**** Material to process
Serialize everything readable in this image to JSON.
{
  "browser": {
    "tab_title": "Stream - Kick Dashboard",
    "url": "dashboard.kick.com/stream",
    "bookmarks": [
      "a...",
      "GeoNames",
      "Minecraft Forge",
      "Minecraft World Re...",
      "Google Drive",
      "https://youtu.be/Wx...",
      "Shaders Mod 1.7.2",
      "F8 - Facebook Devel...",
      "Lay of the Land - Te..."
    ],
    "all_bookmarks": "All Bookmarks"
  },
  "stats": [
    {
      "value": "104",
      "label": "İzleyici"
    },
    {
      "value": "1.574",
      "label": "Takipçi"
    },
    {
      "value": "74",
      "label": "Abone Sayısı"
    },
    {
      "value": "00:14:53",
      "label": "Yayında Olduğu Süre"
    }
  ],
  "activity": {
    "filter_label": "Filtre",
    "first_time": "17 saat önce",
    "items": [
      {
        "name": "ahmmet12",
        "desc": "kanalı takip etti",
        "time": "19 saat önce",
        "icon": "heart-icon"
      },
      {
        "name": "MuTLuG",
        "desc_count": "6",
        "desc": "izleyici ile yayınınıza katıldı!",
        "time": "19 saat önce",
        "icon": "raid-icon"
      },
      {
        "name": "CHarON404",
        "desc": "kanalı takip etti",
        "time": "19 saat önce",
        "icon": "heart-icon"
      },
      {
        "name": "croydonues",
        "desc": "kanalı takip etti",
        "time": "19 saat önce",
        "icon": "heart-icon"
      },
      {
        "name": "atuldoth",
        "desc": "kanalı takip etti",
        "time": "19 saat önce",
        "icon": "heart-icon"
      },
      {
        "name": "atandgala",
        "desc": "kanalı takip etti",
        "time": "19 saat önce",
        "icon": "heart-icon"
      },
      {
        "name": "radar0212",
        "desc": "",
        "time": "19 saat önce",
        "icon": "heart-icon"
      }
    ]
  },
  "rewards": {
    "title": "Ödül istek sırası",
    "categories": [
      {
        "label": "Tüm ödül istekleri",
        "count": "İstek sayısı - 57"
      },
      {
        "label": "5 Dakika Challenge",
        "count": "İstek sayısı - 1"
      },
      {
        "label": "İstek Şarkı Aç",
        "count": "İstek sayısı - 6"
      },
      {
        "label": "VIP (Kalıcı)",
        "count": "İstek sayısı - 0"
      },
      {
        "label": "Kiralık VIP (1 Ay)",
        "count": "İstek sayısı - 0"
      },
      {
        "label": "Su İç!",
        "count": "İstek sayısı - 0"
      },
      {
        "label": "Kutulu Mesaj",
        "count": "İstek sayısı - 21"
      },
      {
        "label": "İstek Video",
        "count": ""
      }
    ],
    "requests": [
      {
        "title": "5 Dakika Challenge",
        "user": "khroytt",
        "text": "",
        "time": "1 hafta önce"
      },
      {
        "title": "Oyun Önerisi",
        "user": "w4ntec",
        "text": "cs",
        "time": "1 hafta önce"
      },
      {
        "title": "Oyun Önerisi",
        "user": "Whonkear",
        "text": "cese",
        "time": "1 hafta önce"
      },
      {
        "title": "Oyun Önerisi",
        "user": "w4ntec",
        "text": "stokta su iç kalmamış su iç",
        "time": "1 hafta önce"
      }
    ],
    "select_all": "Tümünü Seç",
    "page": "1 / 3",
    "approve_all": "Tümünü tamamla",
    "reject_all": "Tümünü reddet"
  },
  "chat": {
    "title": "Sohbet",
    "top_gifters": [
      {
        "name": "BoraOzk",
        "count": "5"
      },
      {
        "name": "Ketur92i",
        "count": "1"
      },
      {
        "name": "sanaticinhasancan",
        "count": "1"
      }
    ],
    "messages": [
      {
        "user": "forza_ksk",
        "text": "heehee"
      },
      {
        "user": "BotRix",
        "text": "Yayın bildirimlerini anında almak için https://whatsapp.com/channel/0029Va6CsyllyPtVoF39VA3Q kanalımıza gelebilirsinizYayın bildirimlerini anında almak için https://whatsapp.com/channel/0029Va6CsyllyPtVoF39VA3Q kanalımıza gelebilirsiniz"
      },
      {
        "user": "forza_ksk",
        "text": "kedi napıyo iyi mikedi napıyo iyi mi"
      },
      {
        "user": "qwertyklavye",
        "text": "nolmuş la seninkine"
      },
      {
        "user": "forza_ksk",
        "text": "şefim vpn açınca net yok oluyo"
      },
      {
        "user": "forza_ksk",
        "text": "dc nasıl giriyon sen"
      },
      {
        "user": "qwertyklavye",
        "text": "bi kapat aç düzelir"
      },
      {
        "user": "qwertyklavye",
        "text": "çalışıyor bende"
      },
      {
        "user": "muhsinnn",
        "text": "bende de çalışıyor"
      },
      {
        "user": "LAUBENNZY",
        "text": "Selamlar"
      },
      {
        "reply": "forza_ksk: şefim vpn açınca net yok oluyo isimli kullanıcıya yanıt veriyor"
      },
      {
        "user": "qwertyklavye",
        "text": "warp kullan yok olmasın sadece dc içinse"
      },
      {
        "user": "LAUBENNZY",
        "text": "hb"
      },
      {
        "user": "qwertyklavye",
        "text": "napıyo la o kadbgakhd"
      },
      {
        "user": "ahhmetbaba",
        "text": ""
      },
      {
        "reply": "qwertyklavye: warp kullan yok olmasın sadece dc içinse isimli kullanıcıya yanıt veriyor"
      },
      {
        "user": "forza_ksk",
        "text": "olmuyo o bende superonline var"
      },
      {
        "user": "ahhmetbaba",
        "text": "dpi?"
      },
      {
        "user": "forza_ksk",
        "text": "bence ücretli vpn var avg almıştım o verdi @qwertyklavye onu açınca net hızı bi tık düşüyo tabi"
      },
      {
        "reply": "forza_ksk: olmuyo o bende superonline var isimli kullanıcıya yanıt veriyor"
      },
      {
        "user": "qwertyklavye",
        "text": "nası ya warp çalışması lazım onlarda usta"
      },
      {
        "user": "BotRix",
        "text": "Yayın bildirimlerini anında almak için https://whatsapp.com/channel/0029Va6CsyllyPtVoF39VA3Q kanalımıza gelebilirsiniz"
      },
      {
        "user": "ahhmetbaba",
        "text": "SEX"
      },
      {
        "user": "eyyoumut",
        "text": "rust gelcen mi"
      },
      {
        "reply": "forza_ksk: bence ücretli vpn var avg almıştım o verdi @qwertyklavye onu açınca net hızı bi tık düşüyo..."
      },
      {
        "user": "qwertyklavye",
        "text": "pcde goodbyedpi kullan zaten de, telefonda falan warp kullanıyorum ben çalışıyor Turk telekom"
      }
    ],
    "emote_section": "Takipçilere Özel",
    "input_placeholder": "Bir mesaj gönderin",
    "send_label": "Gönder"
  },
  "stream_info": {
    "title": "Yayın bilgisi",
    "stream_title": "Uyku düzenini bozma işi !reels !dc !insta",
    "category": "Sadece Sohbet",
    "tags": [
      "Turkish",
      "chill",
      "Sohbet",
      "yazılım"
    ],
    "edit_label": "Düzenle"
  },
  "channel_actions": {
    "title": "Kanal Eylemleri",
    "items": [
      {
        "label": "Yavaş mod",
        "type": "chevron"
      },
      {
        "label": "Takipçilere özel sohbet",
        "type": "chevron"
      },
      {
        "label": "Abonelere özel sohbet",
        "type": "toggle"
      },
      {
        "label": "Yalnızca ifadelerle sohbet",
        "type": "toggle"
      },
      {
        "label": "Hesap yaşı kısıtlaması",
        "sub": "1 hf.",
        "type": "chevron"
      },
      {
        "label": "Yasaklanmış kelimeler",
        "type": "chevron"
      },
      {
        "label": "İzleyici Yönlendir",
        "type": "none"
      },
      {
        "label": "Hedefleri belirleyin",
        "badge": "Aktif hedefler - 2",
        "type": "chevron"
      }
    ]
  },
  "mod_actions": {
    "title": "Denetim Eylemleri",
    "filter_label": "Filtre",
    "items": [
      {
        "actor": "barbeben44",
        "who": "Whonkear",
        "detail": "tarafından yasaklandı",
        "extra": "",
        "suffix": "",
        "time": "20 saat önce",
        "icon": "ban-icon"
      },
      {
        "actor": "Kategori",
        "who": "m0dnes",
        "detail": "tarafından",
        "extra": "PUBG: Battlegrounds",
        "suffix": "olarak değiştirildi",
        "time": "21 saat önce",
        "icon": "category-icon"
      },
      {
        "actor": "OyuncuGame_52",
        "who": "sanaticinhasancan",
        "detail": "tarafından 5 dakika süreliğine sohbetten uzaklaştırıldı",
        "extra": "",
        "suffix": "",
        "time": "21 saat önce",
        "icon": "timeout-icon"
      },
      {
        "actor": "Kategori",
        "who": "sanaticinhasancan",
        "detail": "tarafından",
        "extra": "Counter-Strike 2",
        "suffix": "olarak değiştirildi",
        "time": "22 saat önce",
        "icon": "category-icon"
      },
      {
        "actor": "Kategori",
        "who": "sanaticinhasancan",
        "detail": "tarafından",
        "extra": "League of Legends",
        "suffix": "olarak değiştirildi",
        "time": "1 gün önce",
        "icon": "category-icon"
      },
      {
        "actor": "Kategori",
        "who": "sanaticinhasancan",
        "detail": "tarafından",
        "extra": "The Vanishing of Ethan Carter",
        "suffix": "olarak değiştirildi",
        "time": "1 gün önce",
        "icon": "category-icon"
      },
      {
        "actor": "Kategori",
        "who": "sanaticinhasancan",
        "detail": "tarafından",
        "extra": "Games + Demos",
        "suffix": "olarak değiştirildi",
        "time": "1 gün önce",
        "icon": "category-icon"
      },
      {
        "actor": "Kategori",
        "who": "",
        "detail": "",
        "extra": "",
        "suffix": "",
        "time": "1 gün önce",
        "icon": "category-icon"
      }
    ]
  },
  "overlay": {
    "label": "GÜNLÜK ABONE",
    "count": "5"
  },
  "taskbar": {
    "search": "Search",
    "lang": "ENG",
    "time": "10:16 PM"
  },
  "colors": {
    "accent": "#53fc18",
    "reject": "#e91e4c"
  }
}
********
> Exercise instructions: Which lines hold the word "whatsapp"? Return all of them from the records above.

> Final result:
        "text": "Yayın bildirimlerini anında almak için https://whatsapp.com/channel/0029Va6CsyllyPtVoF39VA3Q kanalımıza gelebilirsinizYayın bildirimlerini anında almak için https://whatsapp.com/channel/0029Va6CsyllyPtVoF39VA3Q kanalımıza gelebilirsiniz"
        "text": "Yayın bildirimlerini anında almak için https://whatsapp.com/channel/0029Va6CsyllyPtVoF39VA3Q kanalımıza gelebilirsiniz"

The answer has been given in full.